§ **Work to do**: Among the records below, find each line that includes the string "dari" and copy it.
## START Exercise material
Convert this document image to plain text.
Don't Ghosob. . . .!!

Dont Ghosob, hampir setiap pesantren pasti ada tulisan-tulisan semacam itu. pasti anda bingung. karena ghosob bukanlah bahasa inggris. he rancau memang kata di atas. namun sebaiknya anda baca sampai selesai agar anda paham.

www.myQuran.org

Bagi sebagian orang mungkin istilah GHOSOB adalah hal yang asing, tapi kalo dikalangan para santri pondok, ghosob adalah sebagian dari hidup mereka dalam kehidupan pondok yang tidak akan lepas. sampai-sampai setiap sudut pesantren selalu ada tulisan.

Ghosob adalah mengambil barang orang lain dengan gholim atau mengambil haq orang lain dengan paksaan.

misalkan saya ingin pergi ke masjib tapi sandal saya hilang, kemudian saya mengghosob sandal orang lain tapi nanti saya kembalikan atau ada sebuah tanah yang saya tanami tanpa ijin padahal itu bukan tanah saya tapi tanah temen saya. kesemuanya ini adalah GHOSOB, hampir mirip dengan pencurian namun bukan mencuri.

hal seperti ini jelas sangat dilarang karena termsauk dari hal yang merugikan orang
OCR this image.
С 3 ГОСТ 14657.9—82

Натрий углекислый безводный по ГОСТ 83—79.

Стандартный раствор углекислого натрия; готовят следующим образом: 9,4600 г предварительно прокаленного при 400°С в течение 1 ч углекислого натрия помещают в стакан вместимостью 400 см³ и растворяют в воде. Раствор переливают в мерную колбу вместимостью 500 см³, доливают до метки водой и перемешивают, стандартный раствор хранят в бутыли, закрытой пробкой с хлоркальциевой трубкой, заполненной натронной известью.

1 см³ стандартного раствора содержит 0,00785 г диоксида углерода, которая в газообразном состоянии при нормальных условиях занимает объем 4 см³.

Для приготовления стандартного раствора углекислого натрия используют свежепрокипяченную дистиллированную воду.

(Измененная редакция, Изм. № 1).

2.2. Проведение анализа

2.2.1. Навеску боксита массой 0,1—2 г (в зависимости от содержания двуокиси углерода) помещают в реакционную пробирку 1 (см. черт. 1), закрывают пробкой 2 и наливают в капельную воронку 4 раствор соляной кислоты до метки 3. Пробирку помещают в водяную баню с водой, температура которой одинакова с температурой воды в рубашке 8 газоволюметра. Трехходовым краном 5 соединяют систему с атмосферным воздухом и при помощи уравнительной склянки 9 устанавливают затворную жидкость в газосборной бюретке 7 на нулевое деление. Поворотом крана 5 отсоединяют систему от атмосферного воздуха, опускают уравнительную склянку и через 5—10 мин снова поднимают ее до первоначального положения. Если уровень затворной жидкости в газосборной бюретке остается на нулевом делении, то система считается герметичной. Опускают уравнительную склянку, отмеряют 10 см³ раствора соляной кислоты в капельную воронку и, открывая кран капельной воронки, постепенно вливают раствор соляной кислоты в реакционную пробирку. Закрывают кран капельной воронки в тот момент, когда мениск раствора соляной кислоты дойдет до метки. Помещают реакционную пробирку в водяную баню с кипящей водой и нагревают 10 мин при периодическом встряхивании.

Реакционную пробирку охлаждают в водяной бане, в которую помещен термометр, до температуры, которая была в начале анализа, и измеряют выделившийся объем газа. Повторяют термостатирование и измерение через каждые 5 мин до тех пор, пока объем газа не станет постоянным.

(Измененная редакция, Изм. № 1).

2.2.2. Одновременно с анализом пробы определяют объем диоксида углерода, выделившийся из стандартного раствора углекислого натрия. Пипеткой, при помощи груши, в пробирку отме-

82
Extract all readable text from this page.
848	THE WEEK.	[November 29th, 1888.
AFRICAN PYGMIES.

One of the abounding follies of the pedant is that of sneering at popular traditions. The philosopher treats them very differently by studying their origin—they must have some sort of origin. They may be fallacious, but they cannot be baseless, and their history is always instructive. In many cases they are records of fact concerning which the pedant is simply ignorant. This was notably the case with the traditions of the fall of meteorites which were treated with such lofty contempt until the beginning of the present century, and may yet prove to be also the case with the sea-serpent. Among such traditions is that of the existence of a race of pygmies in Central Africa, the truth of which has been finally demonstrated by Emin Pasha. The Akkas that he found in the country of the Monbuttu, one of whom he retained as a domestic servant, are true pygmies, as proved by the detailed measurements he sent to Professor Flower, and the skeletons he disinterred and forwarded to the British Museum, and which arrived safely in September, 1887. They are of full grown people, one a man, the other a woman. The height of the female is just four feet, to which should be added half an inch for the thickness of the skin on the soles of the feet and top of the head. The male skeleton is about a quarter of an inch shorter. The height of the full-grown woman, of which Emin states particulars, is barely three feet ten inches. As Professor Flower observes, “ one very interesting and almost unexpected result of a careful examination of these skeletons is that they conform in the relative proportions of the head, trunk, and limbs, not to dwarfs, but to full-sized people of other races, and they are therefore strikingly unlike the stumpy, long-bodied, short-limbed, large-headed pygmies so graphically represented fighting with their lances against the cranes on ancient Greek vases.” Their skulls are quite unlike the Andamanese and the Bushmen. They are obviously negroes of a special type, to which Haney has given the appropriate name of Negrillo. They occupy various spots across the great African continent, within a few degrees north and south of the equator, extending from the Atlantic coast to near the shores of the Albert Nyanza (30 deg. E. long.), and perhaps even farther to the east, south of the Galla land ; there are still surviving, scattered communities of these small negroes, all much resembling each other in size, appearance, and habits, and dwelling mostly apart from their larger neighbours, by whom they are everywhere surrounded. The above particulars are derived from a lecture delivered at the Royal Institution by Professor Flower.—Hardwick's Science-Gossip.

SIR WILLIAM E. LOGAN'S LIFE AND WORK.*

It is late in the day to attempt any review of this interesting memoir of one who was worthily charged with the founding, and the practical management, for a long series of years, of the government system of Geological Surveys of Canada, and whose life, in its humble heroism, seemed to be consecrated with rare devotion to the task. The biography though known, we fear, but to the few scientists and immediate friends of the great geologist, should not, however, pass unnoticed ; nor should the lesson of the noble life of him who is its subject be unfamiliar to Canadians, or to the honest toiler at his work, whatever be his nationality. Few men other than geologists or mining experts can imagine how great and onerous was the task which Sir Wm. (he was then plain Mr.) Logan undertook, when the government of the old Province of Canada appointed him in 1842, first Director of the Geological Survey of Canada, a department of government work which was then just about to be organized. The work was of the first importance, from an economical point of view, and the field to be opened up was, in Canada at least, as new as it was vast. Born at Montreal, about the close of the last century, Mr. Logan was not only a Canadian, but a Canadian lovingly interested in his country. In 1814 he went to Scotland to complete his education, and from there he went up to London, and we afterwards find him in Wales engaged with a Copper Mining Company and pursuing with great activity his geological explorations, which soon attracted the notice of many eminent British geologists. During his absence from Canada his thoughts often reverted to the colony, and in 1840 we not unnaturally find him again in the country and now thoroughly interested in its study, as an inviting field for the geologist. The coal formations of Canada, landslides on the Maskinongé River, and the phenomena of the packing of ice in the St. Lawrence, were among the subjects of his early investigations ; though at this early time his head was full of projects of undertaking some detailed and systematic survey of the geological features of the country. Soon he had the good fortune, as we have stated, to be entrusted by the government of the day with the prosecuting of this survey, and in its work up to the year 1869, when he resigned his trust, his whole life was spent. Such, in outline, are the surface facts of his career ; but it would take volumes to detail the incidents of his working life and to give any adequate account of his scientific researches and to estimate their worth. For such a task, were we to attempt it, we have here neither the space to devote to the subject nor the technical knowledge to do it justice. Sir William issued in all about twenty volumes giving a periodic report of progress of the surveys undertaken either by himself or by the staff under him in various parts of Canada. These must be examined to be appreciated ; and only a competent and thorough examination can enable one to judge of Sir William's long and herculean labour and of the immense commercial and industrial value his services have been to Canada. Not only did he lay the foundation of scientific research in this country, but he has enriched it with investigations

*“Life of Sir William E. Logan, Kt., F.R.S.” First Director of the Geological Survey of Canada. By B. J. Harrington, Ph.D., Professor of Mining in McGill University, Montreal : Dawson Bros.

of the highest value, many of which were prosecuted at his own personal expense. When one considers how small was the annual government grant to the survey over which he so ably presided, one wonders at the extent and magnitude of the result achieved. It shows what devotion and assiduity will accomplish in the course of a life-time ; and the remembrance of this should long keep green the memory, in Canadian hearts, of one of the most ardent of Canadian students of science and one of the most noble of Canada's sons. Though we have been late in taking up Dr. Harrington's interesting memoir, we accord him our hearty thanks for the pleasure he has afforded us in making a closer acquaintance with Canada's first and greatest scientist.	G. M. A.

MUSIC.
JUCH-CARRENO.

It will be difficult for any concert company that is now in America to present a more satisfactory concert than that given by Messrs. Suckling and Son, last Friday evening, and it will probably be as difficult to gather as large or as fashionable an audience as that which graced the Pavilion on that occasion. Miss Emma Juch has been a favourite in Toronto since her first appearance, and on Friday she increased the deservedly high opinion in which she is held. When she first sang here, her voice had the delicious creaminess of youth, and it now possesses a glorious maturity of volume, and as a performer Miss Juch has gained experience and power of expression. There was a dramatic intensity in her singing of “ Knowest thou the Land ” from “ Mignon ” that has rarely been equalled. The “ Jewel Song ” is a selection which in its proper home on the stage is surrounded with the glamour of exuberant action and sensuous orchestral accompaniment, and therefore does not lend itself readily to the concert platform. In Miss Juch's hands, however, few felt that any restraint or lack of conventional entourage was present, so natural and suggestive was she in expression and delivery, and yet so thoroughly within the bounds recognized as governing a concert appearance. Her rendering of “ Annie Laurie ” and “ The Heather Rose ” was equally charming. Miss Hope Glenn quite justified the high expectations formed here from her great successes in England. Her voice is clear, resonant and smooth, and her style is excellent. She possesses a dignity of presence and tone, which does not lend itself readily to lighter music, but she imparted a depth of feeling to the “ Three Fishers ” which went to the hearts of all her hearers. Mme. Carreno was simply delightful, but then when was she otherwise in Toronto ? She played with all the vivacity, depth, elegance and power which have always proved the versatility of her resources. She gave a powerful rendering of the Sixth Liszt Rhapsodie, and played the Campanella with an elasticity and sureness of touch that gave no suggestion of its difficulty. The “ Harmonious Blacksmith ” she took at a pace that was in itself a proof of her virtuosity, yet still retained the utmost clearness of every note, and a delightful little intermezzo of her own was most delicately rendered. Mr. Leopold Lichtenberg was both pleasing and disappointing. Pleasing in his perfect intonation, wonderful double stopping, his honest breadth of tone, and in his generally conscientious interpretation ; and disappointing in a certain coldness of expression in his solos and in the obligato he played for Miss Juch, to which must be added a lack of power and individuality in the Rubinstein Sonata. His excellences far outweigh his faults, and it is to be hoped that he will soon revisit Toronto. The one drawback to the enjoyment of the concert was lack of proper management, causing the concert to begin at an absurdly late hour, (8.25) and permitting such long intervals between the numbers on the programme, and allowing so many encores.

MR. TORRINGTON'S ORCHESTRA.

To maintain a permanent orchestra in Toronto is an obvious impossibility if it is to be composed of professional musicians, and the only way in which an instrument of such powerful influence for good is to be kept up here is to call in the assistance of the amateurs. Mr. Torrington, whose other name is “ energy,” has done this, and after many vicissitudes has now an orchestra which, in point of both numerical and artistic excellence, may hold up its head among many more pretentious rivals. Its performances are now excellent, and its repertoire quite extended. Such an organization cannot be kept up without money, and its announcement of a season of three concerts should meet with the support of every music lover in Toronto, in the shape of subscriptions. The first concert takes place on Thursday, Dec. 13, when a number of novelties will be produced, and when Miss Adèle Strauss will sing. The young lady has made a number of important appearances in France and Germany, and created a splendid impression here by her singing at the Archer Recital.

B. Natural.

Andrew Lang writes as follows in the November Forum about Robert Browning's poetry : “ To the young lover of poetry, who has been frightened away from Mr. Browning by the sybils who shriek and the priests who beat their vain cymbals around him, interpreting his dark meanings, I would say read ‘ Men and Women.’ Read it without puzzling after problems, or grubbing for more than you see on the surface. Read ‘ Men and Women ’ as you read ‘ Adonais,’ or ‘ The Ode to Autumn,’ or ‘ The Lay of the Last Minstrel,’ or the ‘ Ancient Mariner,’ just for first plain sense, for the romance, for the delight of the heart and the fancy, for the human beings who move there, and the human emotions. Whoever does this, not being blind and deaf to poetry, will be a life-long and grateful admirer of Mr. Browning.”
## END Exercise material
§ **Answer to the task**:
Bagi sebagian orang mungkin istilah GHOSOB adalah hal yang asing, tapi kalo dikalangan para santri pondok, ghosob adalah sebagian dari hidup mereka dalam kehidupan pondok yang tidak akan lepas. sampai-sampai setiap sudut pesantren selalu ada tulisan.
hal seperti ini jelas sangat dilarang karena termsauk dari hal yang merugikan orang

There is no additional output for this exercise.